Will you write out the data exactly, excluding every picture?

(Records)
◆ ◆ ◆

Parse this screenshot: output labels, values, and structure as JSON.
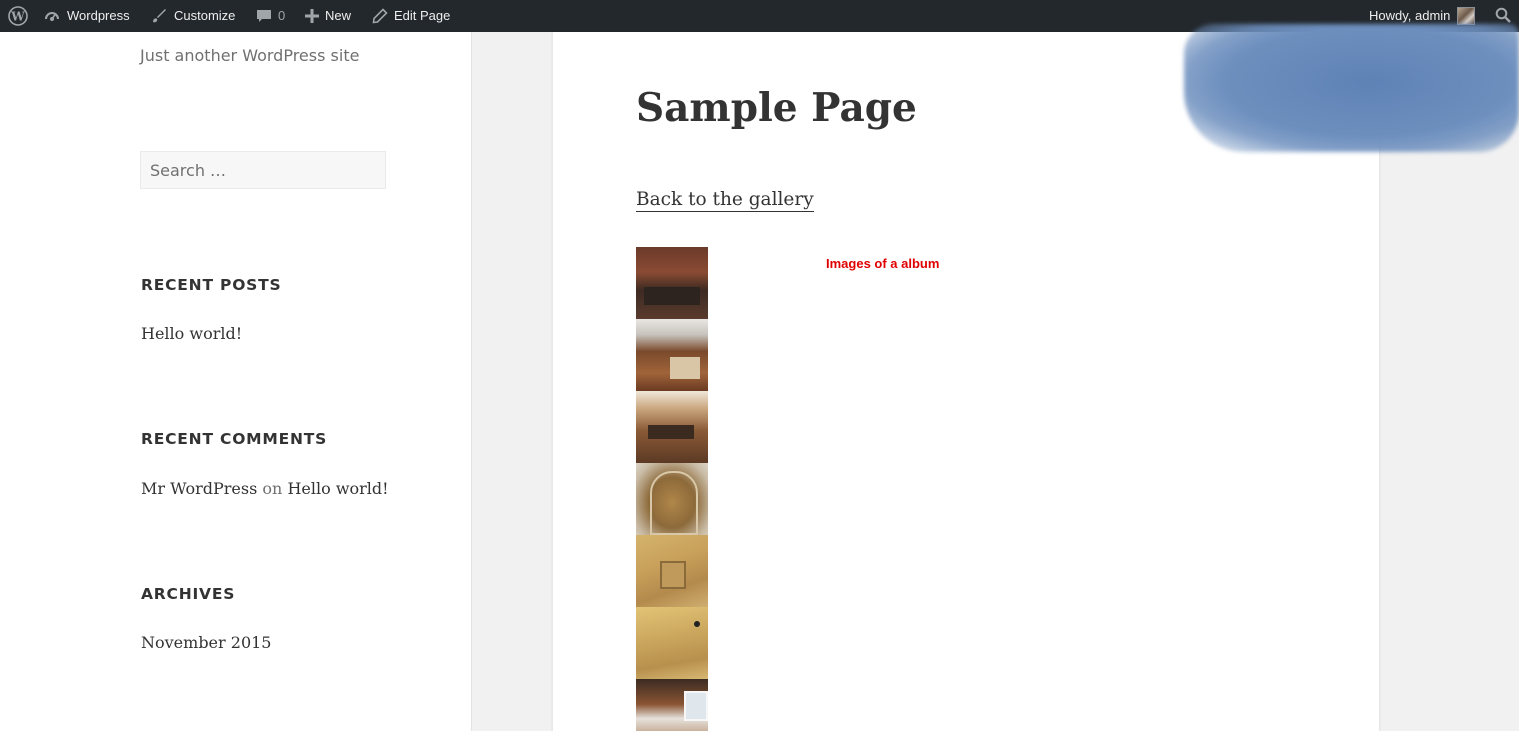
{
  "adminbar": {
    "wp_logo_icon": "wordpress-logo-icon",
    "site_name": "Wordpress",
    "customize": "Customize",
    "comments_count": "0",
    "new": "New",
    "edit_page": "Edit Page",
    "howdy": "Howdy, admin",
    "search_icon": "search-icon"
  },
  "sidebar": {
    "site_description": "Just another WordPress site",
    "search_placeholder": "Search …",
    "recent_posts_title": "RECENT POSTS",
    "recent_posts": [
      "Hello world!"
    ],
    "recent_comments_title": "RECENT COMMENTS",
    "recent_comment": {
      "author": "Mr WordPress",
      "on": "on",
      "post": "Hello world!"
    },
    "archives_title": "ARCHIVES",
    "archives": [
      "November 2015"
    ]
  },
  "content": {
    "title": "Sample Page",
    "back_link": "Back to the gallery",
    "album_label": "Images of a album",
    "thumbnail_count": 7
  },
  "colors": {
    "adminbar_bg": "#23282d",
    "album_label": "#e00000",
    "page_bg": "#f1f1f1"
  }
}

◆ ◆ ◆

Exercise output:
Parse this screenshot: output labels, values, and structure as JSON.
{
  "adminbar": {
    "wp_logo_icon": "wordpress-logo-icon",
    "site_name": "Wordpress",
    "customize": "Customize",
    "comments_count": "0",
    "new": "New",
    "edit_page": "Edit Page",
    "howdy": "Howdy, admin",
    "search_icon": "search-icon"
  },
  "sidebar": {
    "site_description": "Just another WordPress site",
    "search_placeholder": "Search …",
    "recent_posts_title": "RECENT POSTS",
    "recent_posts": [
      "Hello world!"
    ],
    "recent_comments_title": "RECENT COMMENTS",
    "recent_comment": {
      "author": "Mr WordPress",
      "on": "on",
      "post": "Hello world!"
    },
    "archives_title": "ARCHIVES",
    "archives": [
      "November 2015"
    ]
  },
  "content": {
    "title": "Sample Page",
    "back_link": "Back to the gallery",
    "album_label": "Images of a album",
    "thumbnail_count": 7
  },
  "colors": {
    "adminbar_bg": "#23282d",
    "album_label": "#e00000",
    "page_bg": "#f1f1f1"
  }
}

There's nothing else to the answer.